* Your objective: Below are the records; locate each line with the word "Ростовской" and copy it.

** Start Supplied data **

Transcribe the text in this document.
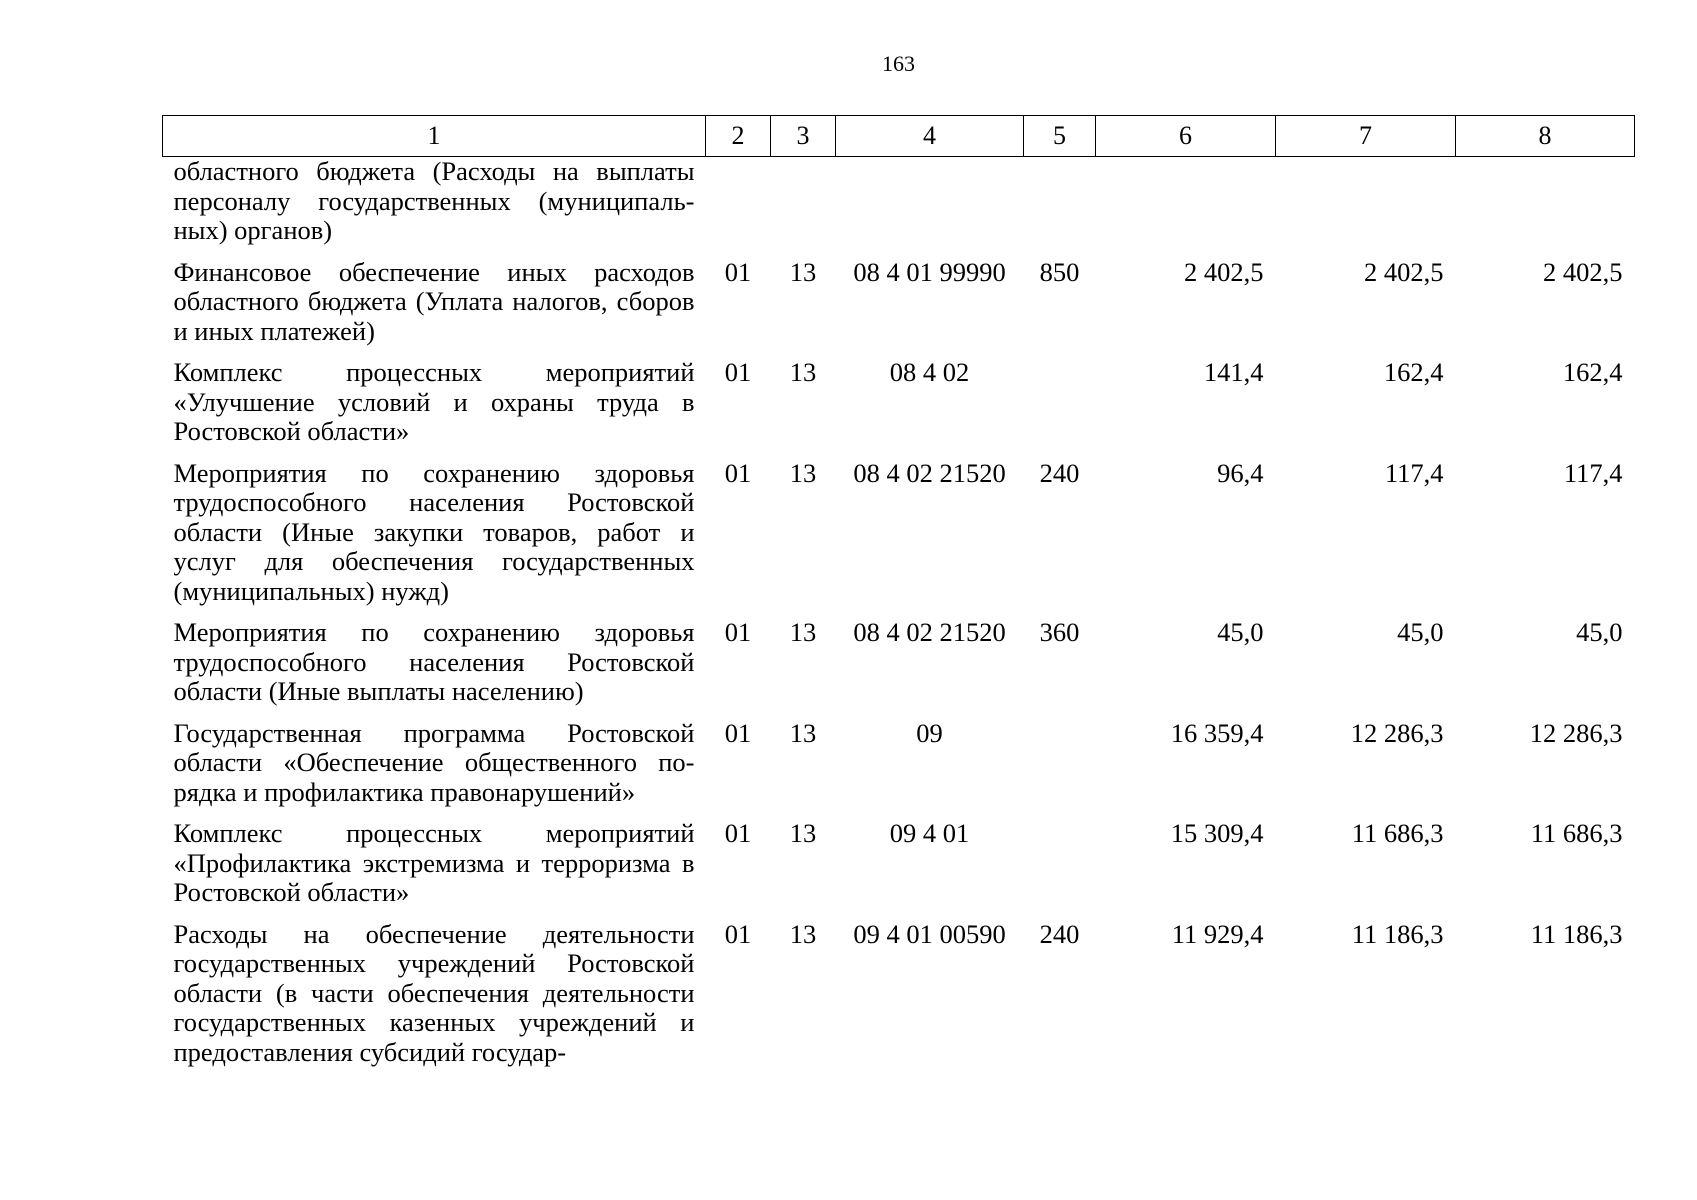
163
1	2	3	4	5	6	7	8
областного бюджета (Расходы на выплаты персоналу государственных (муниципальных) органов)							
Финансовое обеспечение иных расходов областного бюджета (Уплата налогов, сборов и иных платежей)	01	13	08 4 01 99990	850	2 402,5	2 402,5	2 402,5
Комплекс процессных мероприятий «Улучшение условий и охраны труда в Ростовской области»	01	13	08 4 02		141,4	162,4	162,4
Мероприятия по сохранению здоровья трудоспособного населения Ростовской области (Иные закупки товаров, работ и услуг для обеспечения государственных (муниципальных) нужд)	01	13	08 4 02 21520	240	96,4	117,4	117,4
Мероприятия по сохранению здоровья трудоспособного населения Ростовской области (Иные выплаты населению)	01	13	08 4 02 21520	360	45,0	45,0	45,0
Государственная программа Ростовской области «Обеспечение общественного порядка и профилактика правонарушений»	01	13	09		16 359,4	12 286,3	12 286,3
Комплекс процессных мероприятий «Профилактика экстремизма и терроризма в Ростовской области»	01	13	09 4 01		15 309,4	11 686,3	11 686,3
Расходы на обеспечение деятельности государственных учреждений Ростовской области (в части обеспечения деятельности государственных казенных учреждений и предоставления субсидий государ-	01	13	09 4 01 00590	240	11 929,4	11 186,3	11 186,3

** End Supplied data **
** Start Supplied data **

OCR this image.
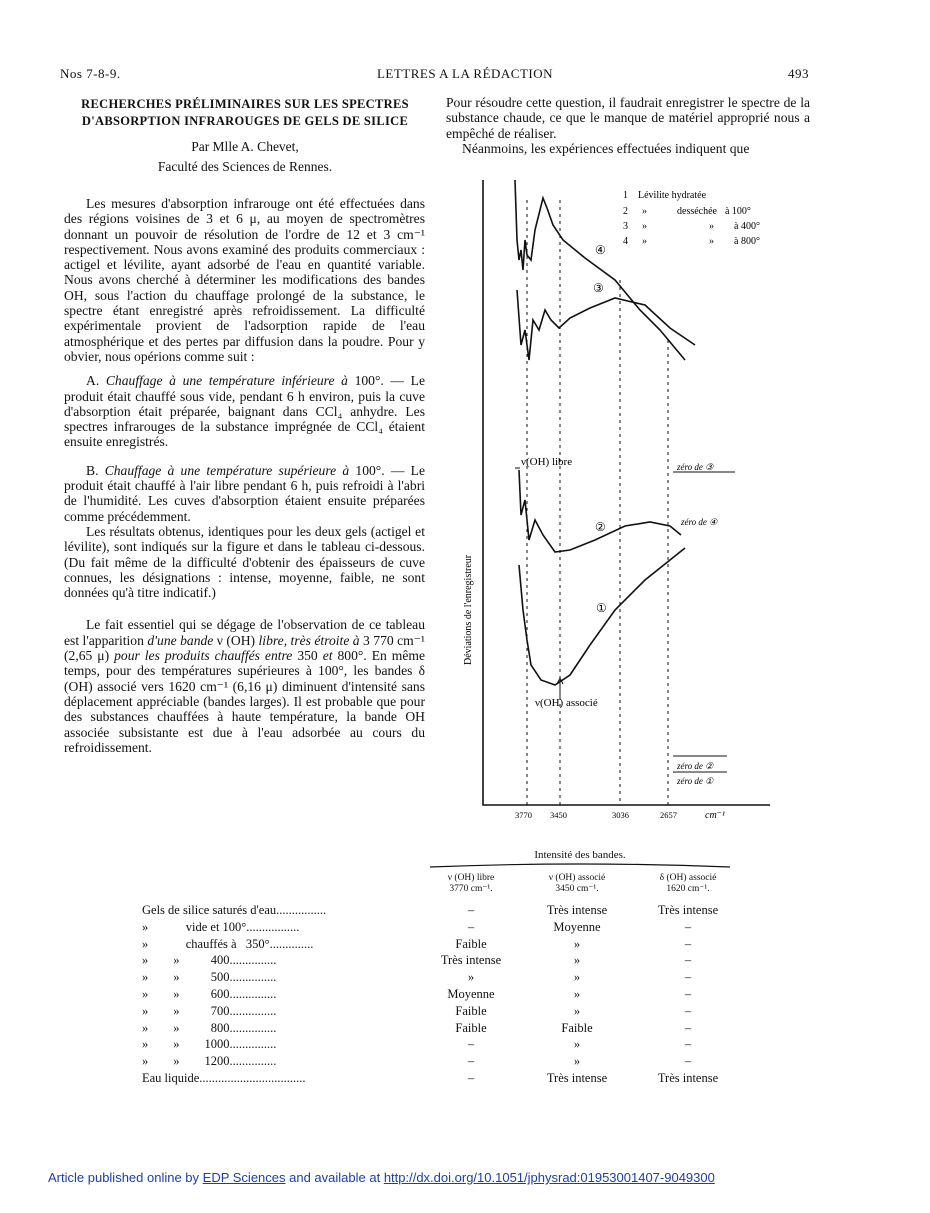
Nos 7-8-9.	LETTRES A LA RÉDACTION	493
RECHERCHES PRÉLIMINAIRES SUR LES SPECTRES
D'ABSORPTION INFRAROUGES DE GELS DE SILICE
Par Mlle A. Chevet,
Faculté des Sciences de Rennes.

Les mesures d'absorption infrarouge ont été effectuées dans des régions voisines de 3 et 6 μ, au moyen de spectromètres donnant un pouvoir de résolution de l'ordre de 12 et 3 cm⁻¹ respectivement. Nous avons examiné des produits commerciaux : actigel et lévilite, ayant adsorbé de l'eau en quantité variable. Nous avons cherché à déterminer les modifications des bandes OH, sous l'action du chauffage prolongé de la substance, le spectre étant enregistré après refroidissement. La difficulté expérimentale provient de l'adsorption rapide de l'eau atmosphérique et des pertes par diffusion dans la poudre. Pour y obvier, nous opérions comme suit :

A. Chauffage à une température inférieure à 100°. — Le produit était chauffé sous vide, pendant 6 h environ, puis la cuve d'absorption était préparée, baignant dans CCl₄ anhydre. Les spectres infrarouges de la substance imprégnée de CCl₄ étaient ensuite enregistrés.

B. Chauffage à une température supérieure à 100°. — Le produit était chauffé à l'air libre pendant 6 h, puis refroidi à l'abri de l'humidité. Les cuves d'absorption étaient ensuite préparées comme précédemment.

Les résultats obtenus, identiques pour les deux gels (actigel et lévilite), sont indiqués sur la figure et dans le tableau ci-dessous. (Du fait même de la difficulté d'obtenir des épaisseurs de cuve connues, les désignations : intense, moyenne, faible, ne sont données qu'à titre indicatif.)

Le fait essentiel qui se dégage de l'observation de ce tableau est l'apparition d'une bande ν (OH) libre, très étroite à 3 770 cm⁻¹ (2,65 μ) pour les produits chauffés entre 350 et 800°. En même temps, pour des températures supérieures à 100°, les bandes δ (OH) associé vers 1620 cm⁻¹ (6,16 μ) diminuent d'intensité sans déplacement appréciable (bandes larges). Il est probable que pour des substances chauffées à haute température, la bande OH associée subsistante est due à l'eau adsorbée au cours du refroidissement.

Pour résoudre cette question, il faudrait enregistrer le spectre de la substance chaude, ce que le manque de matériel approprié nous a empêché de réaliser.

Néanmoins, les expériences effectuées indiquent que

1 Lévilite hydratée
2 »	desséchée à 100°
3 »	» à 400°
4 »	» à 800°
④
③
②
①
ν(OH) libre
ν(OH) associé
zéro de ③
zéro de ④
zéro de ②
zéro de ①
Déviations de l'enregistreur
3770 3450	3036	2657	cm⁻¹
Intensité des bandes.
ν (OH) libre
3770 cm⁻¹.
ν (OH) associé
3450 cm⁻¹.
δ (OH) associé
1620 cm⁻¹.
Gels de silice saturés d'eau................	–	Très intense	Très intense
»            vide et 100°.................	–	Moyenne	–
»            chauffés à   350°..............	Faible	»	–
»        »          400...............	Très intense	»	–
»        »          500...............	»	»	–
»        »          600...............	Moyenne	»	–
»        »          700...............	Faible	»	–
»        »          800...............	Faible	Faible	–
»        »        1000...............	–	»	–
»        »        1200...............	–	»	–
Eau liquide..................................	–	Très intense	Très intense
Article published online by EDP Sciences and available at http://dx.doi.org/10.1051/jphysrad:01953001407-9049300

** End Supplied data **
** Start Supplied data **

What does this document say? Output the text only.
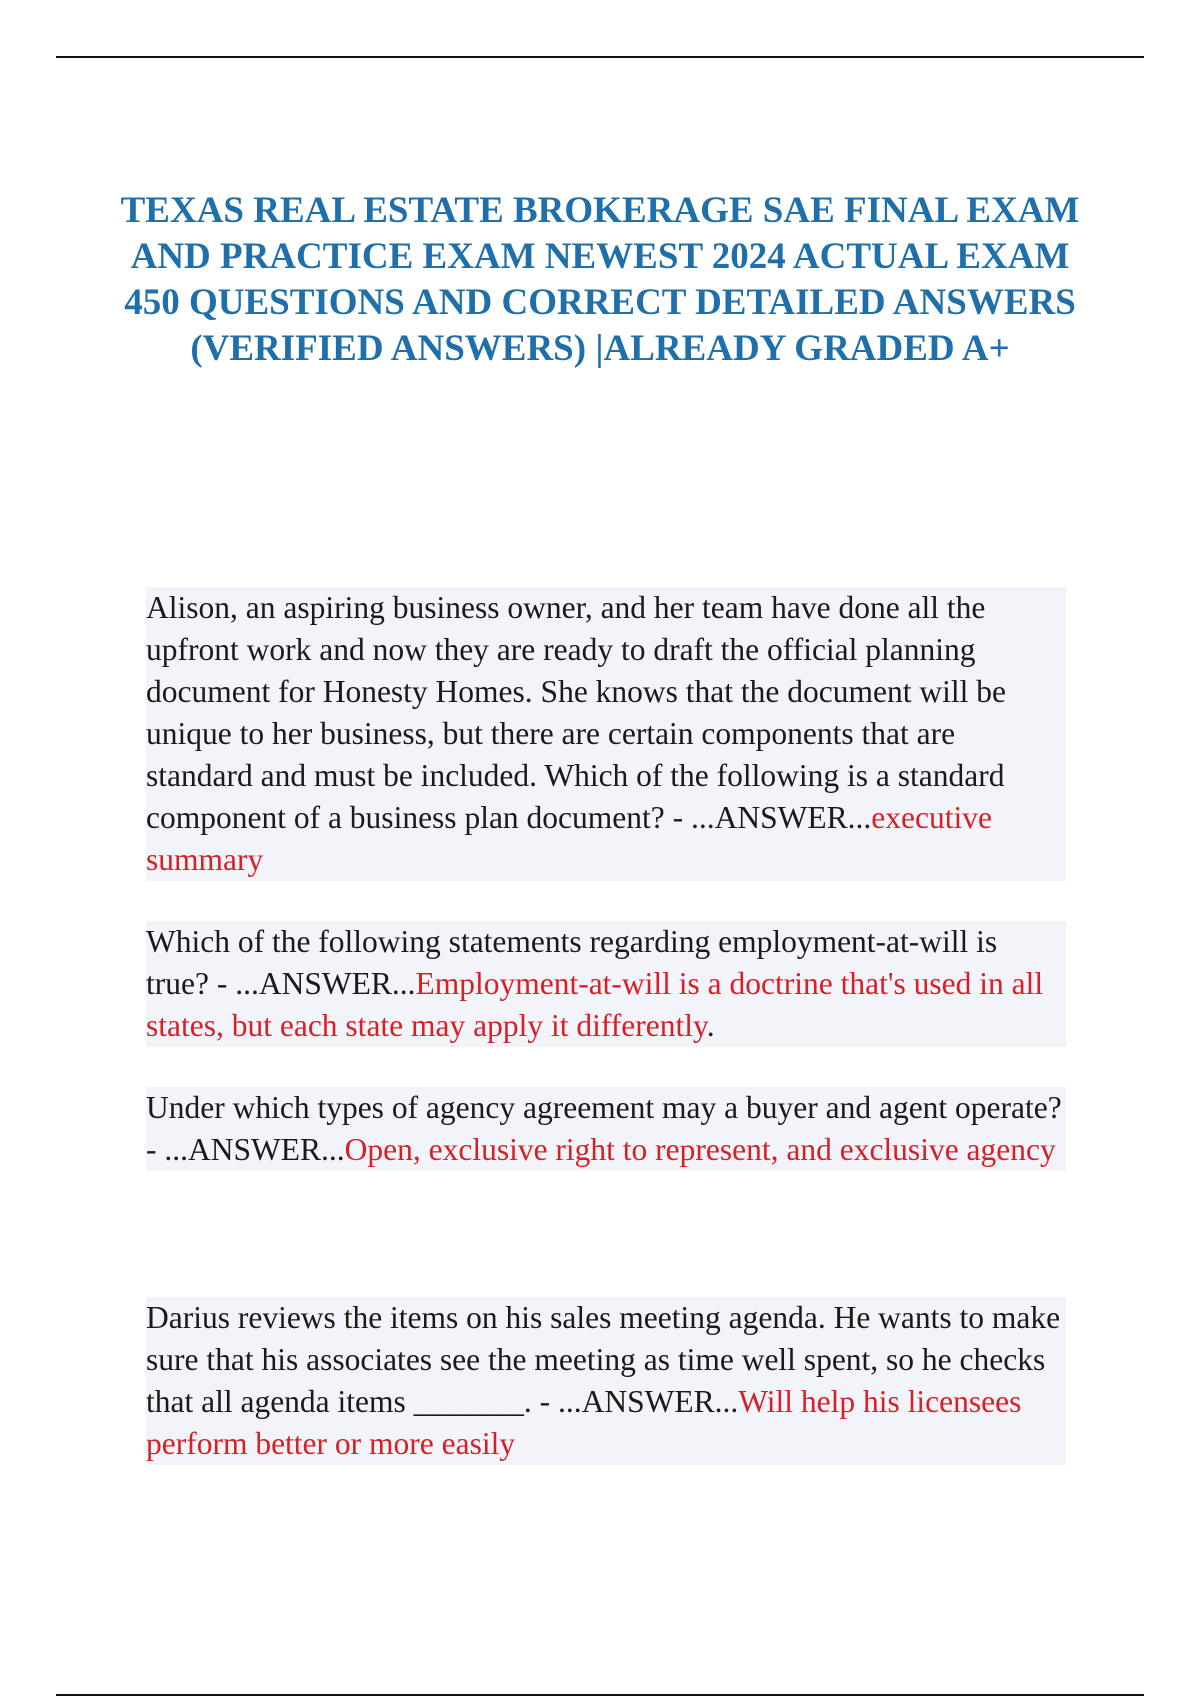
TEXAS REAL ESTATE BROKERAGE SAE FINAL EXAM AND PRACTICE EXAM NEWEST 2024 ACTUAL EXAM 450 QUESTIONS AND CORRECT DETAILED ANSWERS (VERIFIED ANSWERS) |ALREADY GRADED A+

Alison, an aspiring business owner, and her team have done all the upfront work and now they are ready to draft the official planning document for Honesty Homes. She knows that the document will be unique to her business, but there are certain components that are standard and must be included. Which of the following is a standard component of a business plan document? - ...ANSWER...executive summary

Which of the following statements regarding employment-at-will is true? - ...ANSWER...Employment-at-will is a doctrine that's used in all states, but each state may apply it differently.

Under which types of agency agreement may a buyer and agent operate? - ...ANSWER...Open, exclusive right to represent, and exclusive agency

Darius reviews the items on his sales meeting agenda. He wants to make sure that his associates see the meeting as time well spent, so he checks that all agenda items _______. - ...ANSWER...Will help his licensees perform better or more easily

** End Supplied data **

* The solution:
Комплекс процессных мероприятий «Улучшение условий и охраны труда в Ростовской области»	01	13	08 4 02		141,4	162,4	162,4
Мероприятия по сохранению здоровья трудоспособного населения Ростовской области (Иные закупки товаров, работ и услуг для обеспечения государственных (муниципальных) нужд)	01	13	08 4 02 21520	240	96,4	117,4	117,4
Мероприятия по сохранению здоровья трудоспособного населения Ростовской области (Иные выплаты населению)	01	13	08 4 02 21520	360	45,0	45,0	45,0
Государственная программа Ростовской области «Обеспечение общественного порядка и профилактика правонарушений»	01	13	09		16 359,4	12 286,3	12 286,3
Комплекс процессных мероприятий «Профилактика экстремизма и терроризма в Ростовской области»	01	13	09 4 01		15 309,4	11 686,3	11 686,3
Расходы на обеспечение деятельности государственных учреждений Ростовской области (в части обеспечения деятельности государственных казенных учреждений и предоставления субсидий государ-	01	13	09 4 01 00590	240	11 929,4	11 186,3	11 186,3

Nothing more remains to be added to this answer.